__What needs to be done__
Count each line in which the word "screenshot" appears. Reply with the total and nothing more.

───── Supplied records

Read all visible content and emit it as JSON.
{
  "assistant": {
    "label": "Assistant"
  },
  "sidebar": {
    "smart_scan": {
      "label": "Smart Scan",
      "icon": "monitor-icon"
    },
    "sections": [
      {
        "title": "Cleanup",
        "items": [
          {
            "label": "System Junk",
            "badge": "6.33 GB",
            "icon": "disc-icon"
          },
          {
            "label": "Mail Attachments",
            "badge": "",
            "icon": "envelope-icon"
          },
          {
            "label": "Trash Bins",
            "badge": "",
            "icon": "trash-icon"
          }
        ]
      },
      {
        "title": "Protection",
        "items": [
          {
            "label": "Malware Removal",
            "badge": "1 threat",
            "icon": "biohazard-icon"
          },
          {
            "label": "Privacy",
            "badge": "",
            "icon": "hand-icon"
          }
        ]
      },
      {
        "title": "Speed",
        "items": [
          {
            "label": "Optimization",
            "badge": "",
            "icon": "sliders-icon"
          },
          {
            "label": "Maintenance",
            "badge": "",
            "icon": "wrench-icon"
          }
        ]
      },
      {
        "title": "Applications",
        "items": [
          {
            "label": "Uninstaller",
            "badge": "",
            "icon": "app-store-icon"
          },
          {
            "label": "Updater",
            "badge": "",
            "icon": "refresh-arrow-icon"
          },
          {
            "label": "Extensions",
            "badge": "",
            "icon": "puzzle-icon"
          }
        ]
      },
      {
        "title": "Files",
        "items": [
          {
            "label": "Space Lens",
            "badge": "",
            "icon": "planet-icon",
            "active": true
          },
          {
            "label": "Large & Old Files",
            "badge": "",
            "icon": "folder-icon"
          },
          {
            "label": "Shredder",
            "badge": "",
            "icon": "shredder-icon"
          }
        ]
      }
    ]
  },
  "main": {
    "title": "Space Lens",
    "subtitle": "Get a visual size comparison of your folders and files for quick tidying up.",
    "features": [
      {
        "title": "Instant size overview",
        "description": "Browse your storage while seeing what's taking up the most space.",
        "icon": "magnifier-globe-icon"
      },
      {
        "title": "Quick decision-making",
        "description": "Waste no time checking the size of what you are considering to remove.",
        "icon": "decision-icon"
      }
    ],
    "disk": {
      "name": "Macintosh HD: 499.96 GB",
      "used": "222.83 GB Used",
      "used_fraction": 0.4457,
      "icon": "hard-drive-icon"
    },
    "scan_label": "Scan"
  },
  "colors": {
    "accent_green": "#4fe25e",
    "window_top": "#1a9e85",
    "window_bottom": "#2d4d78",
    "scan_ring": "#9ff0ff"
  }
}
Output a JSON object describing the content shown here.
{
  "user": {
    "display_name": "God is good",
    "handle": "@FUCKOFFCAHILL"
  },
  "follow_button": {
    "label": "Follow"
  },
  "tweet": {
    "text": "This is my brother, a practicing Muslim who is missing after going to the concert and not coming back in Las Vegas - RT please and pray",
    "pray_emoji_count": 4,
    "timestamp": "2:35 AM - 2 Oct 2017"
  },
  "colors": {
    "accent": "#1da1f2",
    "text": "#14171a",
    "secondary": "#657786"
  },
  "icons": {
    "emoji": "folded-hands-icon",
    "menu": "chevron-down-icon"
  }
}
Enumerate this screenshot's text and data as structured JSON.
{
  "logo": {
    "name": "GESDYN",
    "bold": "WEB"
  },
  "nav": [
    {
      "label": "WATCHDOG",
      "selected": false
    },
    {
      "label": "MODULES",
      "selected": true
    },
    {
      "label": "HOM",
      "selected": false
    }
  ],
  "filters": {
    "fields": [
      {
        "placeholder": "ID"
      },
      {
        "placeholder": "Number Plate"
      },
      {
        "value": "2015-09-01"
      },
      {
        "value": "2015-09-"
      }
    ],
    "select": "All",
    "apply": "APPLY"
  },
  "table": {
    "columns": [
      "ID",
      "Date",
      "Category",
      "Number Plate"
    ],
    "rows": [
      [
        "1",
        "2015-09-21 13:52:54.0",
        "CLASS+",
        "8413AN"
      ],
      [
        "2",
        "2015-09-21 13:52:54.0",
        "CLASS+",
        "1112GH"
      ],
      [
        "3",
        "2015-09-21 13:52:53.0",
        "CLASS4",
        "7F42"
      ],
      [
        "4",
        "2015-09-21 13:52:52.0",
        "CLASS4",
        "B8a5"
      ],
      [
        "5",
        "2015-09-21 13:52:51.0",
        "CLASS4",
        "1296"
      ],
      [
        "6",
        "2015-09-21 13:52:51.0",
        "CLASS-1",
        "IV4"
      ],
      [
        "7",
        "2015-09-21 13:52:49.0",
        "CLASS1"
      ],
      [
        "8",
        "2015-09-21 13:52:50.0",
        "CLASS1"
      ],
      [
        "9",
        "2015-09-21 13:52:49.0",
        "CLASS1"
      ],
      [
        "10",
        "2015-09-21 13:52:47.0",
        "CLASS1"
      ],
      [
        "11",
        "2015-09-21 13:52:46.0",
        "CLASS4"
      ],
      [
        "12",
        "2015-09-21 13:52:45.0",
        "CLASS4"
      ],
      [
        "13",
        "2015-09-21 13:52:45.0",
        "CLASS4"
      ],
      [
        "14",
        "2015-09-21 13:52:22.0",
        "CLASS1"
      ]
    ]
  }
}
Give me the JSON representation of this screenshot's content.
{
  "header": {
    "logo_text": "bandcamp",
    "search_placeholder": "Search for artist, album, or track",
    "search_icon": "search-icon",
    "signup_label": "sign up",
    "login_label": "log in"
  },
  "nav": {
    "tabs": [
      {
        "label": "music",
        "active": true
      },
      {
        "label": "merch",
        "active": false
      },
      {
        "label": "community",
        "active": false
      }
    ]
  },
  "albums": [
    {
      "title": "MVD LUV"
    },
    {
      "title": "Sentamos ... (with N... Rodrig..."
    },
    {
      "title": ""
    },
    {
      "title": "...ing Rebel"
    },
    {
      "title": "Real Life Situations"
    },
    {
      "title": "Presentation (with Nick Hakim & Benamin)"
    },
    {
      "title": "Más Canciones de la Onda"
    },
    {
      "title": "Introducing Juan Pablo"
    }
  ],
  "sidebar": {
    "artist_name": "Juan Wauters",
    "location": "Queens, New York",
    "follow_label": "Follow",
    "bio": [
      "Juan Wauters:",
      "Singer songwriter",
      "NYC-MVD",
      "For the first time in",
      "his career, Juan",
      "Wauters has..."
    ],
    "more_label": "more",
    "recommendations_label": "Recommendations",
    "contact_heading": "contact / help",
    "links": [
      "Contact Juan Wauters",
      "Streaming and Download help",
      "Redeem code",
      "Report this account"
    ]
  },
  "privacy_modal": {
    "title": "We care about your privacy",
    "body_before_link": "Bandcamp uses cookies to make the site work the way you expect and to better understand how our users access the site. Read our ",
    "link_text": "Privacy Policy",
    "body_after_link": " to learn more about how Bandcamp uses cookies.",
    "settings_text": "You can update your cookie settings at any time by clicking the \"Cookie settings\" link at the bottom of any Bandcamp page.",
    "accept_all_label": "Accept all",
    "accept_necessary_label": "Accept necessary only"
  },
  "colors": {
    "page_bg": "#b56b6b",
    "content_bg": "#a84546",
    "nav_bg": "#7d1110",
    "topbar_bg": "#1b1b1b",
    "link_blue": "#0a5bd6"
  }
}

──────────

__Result of the task__
2